EXERCISE » Write the material out again exactly.

SUPPLIED INFORMATION »

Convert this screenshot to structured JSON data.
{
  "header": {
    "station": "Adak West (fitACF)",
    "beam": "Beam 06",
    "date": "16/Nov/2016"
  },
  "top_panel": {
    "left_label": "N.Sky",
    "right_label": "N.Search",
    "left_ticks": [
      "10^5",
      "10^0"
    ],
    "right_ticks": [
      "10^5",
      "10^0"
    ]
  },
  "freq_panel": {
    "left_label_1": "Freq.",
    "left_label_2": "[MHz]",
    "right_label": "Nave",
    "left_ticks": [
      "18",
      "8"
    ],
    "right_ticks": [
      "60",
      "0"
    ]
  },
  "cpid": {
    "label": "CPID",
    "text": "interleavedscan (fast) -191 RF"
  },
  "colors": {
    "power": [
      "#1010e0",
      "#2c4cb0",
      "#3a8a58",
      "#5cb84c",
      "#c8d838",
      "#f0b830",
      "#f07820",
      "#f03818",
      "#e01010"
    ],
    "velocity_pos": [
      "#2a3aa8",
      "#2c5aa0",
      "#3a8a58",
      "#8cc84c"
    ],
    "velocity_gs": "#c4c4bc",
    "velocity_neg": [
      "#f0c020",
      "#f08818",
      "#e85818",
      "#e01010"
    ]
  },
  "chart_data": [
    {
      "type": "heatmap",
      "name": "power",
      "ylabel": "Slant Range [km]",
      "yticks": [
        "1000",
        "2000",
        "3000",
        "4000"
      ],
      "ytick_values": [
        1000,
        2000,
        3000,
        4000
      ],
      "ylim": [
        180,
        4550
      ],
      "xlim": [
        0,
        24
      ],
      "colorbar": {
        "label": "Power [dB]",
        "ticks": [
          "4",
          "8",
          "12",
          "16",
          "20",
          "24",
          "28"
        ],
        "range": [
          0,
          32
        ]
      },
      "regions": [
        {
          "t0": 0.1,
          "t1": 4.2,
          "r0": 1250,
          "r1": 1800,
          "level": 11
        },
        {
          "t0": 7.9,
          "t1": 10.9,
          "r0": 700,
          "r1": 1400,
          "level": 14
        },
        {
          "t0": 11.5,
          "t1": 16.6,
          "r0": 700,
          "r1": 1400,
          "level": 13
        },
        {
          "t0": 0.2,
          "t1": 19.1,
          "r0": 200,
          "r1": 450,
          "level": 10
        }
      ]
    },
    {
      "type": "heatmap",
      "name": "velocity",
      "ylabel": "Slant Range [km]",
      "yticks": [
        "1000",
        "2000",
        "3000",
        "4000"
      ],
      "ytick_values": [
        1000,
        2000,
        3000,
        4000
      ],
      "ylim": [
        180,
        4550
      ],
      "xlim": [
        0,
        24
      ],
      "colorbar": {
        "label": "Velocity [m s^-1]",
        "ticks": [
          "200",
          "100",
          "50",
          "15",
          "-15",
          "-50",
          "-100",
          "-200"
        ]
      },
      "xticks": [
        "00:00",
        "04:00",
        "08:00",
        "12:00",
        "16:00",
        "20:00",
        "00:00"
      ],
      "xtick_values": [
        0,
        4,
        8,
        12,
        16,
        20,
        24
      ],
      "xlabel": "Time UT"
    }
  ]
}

WORKED ANSWER »
Convert this screenshot to structured JSON data.
{
  "header": {
    "station": "Adak West (fitACF)",
    "beam": "Beam 06",
    "date": "16/Nov/2016"
  },
  "top_panel": {
    "left_label": "N.Sky",
    "right_label": "N.Search",
    "left_ticks": [
      "10^5",
      "10^0"
    ],
    "right_ticks": [
      "10^5",
      "10^0"
    ]
  },
  "freq_panel": {
    "left_label_1": "Freq.",
    "left_label_2": "[MHz]",
    "right_label": "Nave",
    "left_ticks": [
      "18",
      "8"
    ],
    "right_ticks": [
      "60",
      "0"
    ]
  },
  "cpid": {
    "label": "CPID",
    "text": "interleavedscan (fast) -191 RF"
  },
  "colors": {
    "power": [
      "#1010e0",
      "#2c4cb0",
      "#3a8a58",
      "#5cb84c",
      "#c8d838",
      "#f0b830",
      "#f07820",
      "#f03818",
      "#e01010"
    ],
    "velocity_pos": [
      "#2a3aa8",
      "#2c5aa0",
      "#3a8a58",
      "#8cc84c"
    ],
    "velocity_gs": "#c4c4bc",
    "velocity_neg": [
      "#f0c020",
      "#f08818",
      "#e85818",
      "#e01010"
    ]
  },
  "chart_data": [
    {
      "type": "heatmap",
      "name": "power",
      "ylabel": "Slant Range [km]",
      "yticks": [
        "1000",
        "2000",
        "3000",
        "4000"
      ],
      "ytick_values": [
        1000,
        2000,
        3000,
        4000
      ],
      "ylim": [
        180,
        4550
      ],
      "xlim": [
        0,
        24
      ],
      "colorbar": {
        "label": "Power [dB]",
        "ticks": [
          "4",
          "8",
          "12",
          "16",
          "20",
          "24",
          "28"
        ],
        "range": [
          0,
          32
        ]
      },
      "regions": [
        {
          "t0": 0.1,
          "t1": 4.2,
          "r0": 1250,
          "r1": 1800,
          "level": 11
        },
        {
          "t0": 7.9,
          "t1": 10.9,
          "r0": 700,
          "r1": 1400,
          "level": 14
        },
        {
          "t0": 11.5,
          "t1": 16.6,
          "r0": 700,
          "r1": 1400,
          "level": 13
        },
        {
          "t0": 0.2,
          "t1": 19.1,
          "r0": 200,
          "r1": 450,
          "level": 10
        }
      ]
    },
    {
      "type": "heatmap",
      "name": "velocity",
      "ylabel": "Slant Range [km]",
      "yticks": [
        "1000",
        "2000",
        "3000",
        "4000"
      ],
      "ytick_values": [
        1000,
        2000,
        3000,
        4000
      ],
      "ylim": [
        180,
        4550
      ],
      "xlim": [
        0,
        24
      ],
      "colorbar": {
        "label": "Velocity [m s^-1]",
        "ticks": [
          "200",
          "100",
          "50",
          "15",
          "-15",
          "-50",
          "-100",
          "-200"
        ]
      },
      "xticks": [
        "00:00",
        "04:00",
        "08:00",
        "12:00",
        "16:00",
        "20:00",
        "00:00"
      ],
      "xtick_values": [
        0,
        4,
        8,
        12,
        16,
        20,
        24
      ],
      "xlabel": "Time UT"
    }
  ]
}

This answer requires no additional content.